━━ The input ━━

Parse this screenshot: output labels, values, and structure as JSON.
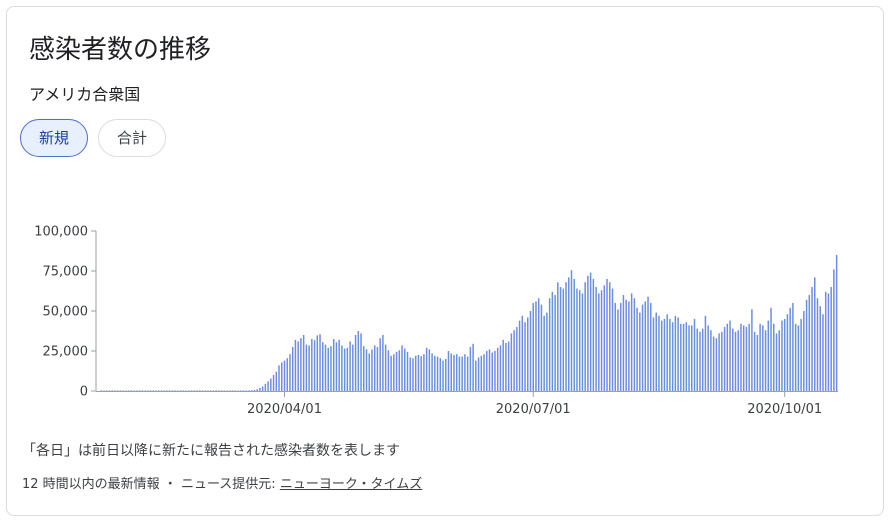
{
  "title": "感染者数の推移",
  "subtitle": "アメリカ合衆国",
  "tabs": [
    {
      "label": "新規",
      "active": true
    },
    {
      "label": "合計",
      "active": false
    }
  ],
  "footnote": "「各日」は前日以降に新たに報告された感染者数を表します",
  "source": {
    "prefix": "12 時間以内の最新情報 ・ ニュース提供元: ",
    "link": "ニューヨーク・タイムズ"
  },
  "colors": {
    "bar": "#6c8ee0",
    "axis": "#9aa0a6",
    "grid": "#e8eaed"
  },
  "chart_data": {
    "type": "bar",
    "title": "感染者数の推移",
    "ylim": [
      0,
      100000
    ],
    "yticks": [
      0,
      25000,
      50000,
      75000,
      100000
    ],
    "ytick_labels": [
      "0",
      "25,000",
      "50,000",
      "75,000",
      "100,000"
    ],
    "xtick_labels": [
      "2020/04/01",
      "2020/07/01",
      "2020/10/01"
    ],
    "xtick_index": [
      67,
      158,
      250
    ],
    "grid": false,
    "start_date": "2020/01/24",
    "values": [
      1,
      0,
      0,
      1,
      0,
      0,
      1,
      2,
      0,
      1,
      0,
      0,
      1,
      0,
      0,
      1,
      2,
      0,
      0,
      1,
      0,
      1,
      1,
      0,
      0,
      1,
      2,
      1,
      0,
      1,
      0,
      1,
      1,
      2,
      0,
      1,
      0,
      1,
      2,
      1,
      1,
      2,
      1,
      1,
      2,
      2,
      3,
      4,
      6,
      10,
      15,
      22,
      60,
      150,
      300,
      500,
      700,
      1100,
      1900,
      2900,
      4500,
      6000,
      7800,
      10000,
      12000,
      16000,
      17800,
      19000,
      20500,
      23000,
      27500,
      32000,
      31000,
      33000,
      35000,
      29000,
      28500,
      32500,
      31800,
      34800,
      35500,
      30500,
      29000,
      27000,
      28000,
      32500,
      30500,
      32000,
      28500,
      26500,
      27000,
      31000,
      29000,
      35000,
      37500,
      36000,
      28000,
      26000,
      23500,
      26000,
      28500,
      27500,
      33000,
      35000,
      29000,
      25500,
      22000,
      23000,
      24500,
      25500,
      28500,
      26500,
      24500,
      21000,
      20500,
      22000,
      22500,
      21800,
      23000,
      27000,
      26000,
      23500,
      22000,
      21500,
      20500,
      19000,
      20000,
      25000,
      23500,
      22500,
      23000,
      21500,
      21500,
      23000,
      21500,
      27500,
      29500,
      19000,
      21000,
      22000,
      23000,
      25000,
      26000,
      24000,
      25000,
      27000,
      28500,
      32000,
      30000,
      31000,
      36000,
      38000,
      40000,
      44000,
      47000,
      43000,
      46000,
      50000,
      55000,
      56000,
      58000,
      54000,
      47000,
      49000,
      58000,
      62000,
      60000,
      68000,
      65000,
      64000,
      68000,
      71000,
      75500,
      70000,
      64000,
      63000,
      61000,
      68000,
      72000,
      74000,
      70000,
      65000,
      61000,
      63000,
      66000,
      70000,
      68000,
      64000,
      55000,
      51000,
      55000,
      60000,
      57000,
      56000,
      61000,
      58000,
      52000,
      49000,
      54000,
      56000,
      59000,
      55000,
      46000,
      49000,
      47000,
      44000,
      45000,
      48000,
      45000,
      43000,
      47000,
      46000,
      42000,
      42000,
      43000,
      41000,
      41000,
      45000,
      39000,
      37000,
      39000,
      47000,
      41000,
      38000,
      34000,
      33000,
      36000,
      37000,
      40000,
      42000,
      44000,
      39000,
      37000,
      38000,
      42000,
      41000,
      40000,
      42000,
      51000,
      37000,
      35000,
      42000,
      41000,
      38000,
      44000,
      52000,
      42000,
      36000,
      38000,
      44000,
      45000,
      48000,
      52000,
      55000,
      42000,
      41000,
      45000,
      50000,
      57000,
      60000,
      65000,
      71000,
      58000,
      53000,
      48000,
      62000,
      61000,
      65000,
      76000,
      85000
    ]
  }
}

━━━

Work out how many lines in the records above contain the word "values", and give only that number.

2